* Written problem
Please write out the complete listing that follows, exactly as it reads.

* Task material
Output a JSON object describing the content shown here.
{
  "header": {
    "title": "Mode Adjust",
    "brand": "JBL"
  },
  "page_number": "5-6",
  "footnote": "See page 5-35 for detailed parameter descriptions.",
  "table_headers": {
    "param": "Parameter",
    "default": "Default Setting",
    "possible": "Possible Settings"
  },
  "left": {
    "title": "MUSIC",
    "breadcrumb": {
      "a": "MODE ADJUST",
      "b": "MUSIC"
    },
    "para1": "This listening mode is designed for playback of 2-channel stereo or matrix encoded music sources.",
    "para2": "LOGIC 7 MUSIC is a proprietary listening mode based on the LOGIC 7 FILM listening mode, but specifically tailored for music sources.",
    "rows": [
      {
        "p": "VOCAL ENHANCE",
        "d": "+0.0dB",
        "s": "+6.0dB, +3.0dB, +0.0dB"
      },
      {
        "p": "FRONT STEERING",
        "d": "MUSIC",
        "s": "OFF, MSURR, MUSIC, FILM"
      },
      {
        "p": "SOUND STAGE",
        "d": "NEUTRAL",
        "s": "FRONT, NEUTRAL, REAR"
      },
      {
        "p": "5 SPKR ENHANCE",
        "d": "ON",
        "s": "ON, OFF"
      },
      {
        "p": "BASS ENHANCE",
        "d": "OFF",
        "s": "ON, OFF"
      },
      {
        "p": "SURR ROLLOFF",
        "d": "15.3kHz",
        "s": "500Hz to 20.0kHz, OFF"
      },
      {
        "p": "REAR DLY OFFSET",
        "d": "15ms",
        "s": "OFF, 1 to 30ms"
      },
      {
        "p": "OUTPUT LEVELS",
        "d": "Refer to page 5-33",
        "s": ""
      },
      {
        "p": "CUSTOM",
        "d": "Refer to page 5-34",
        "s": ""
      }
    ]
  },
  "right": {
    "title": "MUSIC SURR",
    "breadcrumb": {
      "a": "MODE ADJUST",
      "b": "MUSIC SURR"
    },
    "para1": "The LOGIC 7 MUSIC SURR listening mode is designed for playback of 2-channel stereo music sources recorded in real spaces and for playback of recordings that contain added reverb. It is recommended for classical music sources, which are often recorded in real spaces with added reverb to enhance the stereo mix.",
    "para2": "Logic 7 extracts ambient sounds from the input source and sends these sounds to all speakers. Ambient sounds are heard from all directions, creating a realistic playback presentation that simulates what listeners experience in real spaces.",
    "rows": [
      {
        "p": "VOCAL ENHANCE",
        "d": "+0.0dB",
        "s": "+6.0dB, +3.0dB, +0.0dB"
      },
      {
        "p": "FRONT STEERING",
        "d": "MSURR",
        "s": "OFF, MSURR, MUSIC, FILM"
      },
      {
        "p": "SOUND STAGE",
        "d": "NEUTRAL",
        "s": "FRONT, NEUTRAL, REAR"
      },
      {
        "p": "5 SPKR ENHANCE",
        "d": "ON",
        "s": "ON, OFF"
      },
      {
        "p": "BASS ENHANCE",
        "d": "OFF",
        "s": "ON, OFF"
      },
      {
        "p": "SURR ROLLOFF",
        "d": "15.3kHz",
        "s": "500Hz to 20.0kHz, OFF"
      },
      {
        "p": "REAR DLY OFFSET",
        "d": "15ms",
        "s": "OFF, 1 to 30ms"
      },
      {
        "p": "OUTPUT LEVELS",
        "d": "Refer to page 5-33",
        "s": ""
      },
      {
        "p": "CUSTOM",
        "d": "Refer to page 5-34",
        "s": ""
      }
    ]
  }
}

* Result below
Output a JSON object describing the content shown here.
{
  "header": {
    "title": "Mode Adjust",
    "brand": "JBL"
  },
  "page_number": "5-6",
  "footnote": "See page 5-35 for detailed parameter descriptions.",
  "table_headers": {
    "param": "Parameter",
    "default": "Default Setting",
    "possible": "Possible Settings"
  },
  "left": {
    "title": "MUSIC",
    "breadcrumb": {
      "a": "MODE ADJUST",
      "b": "MUSIC"
    },
    "para1": "This listening mode is designed for playback of 2-channel stereo or matrix encoded music sources.",
    "para2": "LOGIC 7 MUSIC is a proprietary listening mode based on the LOGIC 7 FILM listening mode, but specifically tailored for music sources.",
    "rows": [
      {
        "p": "VOCAL ENHANCE",
        "d": "+0.0dB",
        "s": "+6.0dB, +3.0dB, +0.0dB"
      },
      {
        "p": "FRONT STEERING",
        "d": "MUSIC",
        "s": "OFF, MSURR, MUSIC, FILM"
      },
      {
        "p": "SOUND STAGE",
        "d": "NEUTRAL",
        "s": "FRONT, NEUTRAL, REAR"
      },
      {
        "p": "5 SPKR ENHANCE",
        "d": "ON",
        "s": "ON, OFF"
      },
      {
        "p": "BASS ENHANCE",
        "d": "OFF",
        "s": "ON, OFF"
      },
      {
        "p": "SURR ROLLOFF",
        "d": "15.3kHz",
        "s": "500Hz to 20.0kHz, OFF"
      },
      {
        "p": "REAR DLY OFFSET",
        "d": "15ms",
        "s": "OFF, 1 to 30ms"
      },
      {
        "p": "OUTPUT LEVELS",
        "d": "Refer to page 5-33",
        "s": ""
      },
      {
        "p": "CUSTOM",
        "d": "Refer to page 5-34",
        "s": ""
      }
    ]
  },
  "right": {
    "title": "MUSIC SURR",
    "breadcrumb": {
      "a": "MODE ADJUST",
      "b": "MUSIC SURR"
    },
    "para1": "The LOGIC 7 MUSIC SURR listening mode is designed for playback of 2-channel stereo music sources recorded in real spaces and for playback of recordings that contain added reverb. It is recommended for classical music sources, which are often recorded in real spaces with added reverb to enhance the stereo mix.",
    "para2": "Logic 7 extracts ambient sounds from the input source and sends these sounds to all speakers. Ambient sounds are heard from all directions, creating a realistic playback presentation that simulates what listeners experience in real spaces.",
    "rows": [
      {
        "p": "VOCAL ENHANCE",
        "d": "+0.0dB",
        "s": "+6.0dB, +3.0dB, +0.0dB"
      },
      {
        "p": "FRONT STEERING",
        "d": "MSURR",
        "s": "OFF, MSURR, MUSIC, FILM"
      },
      {
        "p": "SOUND STAGE",
        "d": "NEUTRAL",
        "s": "FRONT, NEUTRAL, REAR"
      },
      {
        "p": "5 SPKR ENHANCE",
        "d": "ON",
        "s": "ON, OFF"
      },
      {
        "p": "BASS ENHANCE",
        "d": "OFF",
        "s": "ON, OFF"
      },
      {
        "p": "SURR ROLLOFF",
        "d": "15.3kHz",
        "s": "500Hz to 20.0kHz, OFF"
      },
      {
        "p": "REAR DLY OFFSET",
        "d": "15ms",
        "s": "OFF, 1 to 30ms"
      },
      {
        "p": "OUTPUT LEVELS",
        "d": "Refer to page 5-33",
        "s": ""
      },
      {
        "p": "CUSTOM",
        "d": "Refer to page 5-34",
        "s": ""
      }
    ]
  }
}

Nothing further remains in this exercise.